_Problem to solve_
Only the number is needed: how many lines contain the word "Герцена"?

start Entries

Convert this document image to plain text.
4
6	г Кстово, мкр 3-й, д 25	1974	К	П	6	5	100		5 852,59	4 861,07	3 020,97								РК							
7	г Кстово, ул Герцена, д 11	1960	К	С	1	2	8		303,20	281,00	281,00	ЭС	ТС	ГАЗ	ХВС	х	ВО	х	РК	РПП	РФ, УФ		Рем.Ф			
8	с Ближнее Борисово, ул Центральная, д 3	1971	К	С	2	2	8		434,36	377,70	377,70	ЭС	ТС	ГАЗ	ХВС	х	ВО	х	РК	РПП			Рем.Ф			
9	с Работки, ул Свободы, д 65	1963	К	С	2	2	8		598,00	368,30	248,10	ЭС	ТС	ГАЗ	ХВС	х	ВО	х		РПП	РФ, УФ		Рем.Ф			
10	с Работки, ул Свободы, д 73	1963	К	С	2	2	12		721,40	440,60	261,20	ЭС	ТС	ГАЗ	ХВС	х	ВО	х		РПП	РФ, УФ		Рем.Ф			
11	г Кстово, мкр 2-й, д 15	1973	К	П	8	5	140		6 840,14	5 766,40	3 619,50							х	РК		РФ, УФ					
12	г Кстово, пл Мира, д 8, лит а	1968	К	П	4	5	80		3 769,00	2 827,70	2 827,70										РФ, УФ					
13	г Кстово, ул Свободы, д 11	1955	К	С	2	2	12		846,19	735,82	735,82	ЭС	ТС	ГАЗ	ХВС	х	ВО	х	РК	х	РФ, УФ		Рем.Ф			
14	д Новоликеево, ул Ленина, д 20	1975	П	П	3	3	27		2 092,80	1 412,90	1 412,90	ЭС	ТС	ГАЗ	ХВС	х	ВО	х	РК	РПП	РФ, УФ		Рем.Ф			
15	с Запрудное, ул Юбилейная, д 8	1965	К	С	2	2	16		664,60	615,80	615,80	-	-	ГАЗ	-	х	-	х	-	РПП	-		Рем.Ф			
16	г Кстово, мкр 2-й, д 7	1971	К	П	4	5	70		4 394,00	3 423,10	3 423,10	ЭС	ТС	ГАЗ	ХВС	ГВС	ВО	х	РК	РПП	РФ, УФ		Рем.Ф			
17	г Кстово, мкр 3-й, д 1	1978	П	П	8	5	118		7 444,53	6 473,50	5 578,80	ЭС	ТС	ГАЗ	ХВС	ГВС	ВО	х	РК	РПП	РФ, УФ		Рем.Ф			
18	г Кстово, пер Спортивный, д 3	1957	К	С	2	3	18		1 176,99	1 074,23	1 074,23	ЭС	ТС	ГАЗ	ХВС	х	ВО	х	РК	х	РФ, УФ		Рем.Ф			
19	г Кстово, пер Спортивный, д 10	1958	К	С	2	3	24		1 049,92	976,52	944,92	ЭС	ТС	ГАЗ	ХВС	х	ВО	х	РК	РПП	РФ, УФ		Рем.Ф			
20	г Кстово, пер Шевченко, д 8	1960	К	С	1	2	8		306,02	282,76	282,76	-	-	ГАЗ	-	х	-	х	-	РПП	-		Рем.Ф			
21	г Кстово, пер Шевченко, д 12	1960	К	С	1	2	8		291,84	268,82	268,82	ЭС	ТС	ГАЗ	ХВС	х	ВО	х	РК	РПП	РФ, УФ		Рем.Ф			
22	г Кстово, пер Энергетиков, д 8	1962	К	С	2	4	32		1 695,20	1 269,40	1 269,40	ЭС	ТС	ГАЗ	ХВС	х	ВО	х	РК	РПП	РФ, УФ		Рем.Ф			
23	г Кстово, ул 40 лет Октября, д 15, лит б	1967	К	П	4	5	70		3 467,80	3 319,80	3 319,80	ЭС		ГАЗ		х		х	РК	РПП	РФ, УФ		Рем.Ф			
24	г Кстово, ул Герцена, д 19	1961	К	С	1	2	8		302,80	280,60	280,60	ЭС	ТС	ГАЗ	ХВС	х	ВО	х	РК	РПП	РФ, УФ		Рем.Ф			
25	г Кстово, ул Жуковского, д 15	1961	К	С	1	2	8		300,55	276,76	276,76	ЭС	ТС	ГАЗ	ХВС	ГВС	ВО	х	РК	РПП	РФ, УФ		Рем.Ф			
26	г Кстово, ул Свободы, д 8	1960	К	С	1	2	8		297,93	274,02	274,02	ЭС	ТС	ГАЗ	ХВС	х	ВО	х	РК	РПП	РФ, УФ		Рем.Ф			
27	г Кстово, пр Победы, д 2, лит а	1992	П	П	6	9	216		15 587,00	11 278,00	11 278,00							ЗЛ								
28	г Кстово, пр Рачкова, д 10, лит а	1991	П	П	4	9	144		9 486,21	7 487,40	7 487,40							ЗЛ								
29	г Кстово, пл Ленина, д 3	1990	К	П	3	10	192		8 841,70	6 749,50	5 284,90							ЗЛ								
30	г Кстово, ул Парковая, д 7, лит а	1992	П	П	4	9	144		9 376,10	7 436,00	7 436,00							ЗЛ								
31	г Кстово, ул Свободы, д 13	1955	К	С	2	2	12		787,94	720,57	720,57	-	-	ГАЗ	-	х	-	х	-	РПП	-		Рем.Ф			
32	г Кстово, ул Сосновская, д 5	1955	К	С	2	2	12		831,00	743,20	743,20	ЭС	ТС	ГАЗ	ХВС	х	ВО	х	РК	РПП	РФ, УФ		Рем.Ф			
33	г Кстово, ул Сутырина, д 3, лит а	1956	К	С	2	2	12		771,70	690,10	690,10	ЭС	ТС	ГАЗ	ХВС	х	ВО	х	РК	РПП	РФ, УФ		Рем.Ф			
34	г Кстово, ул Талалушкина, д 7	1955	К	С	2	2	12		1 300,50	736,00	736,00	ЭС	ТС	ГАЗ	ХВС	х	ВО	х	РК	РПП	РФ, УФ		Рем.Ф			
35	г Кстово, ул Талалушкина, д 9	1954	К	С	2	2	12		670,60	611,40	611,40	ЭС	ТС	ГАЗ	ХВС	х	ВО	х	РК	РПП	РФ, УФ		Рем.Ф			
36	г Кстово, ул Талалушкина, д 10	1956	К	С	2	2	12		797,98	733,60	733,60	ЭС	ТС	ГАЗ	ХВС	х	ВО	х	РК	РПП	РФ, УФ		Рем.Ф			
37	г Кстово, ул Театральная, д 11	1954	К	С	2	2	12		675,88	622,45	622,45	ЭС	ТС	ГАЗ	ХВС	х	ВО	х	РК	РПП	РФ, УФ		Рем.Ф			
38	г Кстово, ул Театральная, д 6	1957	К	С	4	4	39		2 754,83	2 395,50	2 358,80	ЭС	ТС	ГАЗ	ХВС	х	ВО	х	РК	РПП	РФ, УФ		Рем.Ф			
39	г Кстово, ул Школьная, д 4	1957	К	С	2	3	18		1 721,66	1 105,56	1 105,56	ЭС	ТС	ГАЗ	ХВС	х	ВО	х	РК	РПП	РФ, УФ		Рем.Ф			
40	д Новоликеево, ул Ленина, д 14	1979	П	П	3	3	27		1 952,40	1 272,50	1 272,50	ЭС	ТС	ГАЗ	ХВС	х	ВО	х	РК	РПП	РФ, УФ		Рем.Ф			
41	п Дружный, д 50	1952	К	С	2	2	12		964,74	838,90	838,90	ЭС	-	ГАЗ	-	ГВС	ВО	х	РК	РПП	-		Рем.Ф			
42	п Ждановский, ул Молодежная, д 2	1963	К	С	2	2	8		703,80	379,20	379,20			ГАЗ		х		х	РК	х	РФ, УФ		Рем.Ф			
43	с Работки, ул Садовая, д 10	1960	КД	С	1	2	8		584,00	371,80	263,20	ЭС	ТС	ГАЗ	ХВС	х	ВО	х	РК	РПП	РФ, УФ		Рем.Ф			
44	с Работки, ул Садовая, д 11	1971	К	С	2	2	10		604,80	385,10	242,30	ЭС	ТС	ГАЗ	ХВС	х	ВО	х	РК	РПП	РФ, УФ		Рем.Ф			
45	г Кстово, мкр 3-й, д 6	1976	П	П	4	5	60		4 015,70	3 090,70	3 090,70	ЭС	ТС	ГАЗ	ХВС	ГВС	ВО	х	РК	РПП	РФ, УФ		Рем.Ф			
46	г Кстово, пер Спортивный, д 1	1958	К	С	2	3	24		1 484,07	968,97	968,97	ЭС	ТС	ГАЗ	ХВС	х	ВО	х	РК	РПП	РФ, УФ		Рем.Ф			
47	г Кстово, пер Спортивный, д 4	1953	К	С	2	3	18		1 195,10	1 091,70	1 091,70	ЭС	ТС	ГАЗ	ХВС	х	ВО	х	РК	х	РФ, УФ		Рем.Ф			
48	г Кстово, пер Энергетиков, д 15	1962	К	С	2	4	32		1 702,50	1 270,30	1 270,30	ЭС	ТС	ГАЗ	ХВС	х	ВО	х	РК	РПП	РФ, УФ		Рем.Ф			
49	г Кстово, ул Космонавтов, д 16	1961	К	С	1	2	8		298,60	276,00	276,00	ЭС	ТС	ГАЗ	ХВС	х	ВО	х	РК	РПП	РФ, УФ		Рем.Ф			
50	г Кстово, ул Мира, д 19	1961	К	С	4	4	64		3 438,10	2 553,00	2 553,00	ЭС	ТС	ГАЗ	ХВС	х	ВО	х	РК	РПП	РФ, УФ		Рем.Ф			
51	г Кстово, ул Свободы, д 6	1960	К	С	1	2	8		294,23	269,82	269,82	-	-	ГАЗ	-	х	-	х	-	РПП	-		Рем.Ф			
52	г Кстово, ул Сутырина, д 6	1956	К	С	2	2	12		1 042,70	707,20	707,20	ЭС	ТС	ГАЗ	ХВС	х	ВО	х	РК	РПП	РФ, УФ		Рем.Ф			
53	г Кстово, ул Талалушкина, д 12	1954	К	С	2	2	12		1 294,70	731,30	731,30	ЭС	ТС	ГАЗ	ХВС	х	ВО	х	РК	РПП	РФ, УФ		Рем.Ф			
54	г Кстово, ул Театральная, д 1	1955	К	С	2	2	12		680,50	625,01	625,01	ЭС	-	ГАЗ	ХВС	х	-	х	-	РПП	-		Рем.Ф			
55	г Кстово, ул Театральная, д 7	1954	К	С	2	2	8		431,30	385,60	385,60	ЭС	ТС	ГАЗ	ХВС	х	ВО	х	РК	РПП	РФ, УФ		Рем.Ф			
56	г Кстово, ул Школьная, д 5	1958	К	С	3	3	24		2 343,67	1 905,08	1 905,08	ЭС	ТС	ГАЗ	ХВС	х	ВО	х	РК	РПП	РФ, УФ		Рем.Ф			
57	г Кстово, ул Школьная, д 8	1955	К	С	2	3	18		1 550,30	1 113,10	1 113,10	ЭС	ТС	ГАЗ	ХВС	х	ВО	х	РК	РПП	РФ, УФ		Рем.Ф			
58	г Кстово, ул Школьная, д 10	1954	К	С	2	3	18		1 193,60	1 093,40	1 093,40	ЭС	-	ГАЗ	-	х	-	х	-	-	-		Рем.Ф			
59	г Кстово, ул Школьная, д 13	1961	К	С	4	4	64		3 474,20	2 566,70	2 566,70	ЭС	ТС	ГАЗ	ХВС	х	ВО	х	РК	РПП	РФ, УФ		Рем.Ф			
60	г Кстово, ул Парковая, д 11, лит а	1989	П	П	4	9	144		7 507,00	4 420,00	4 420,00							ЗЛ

end Entries

_Output below_
2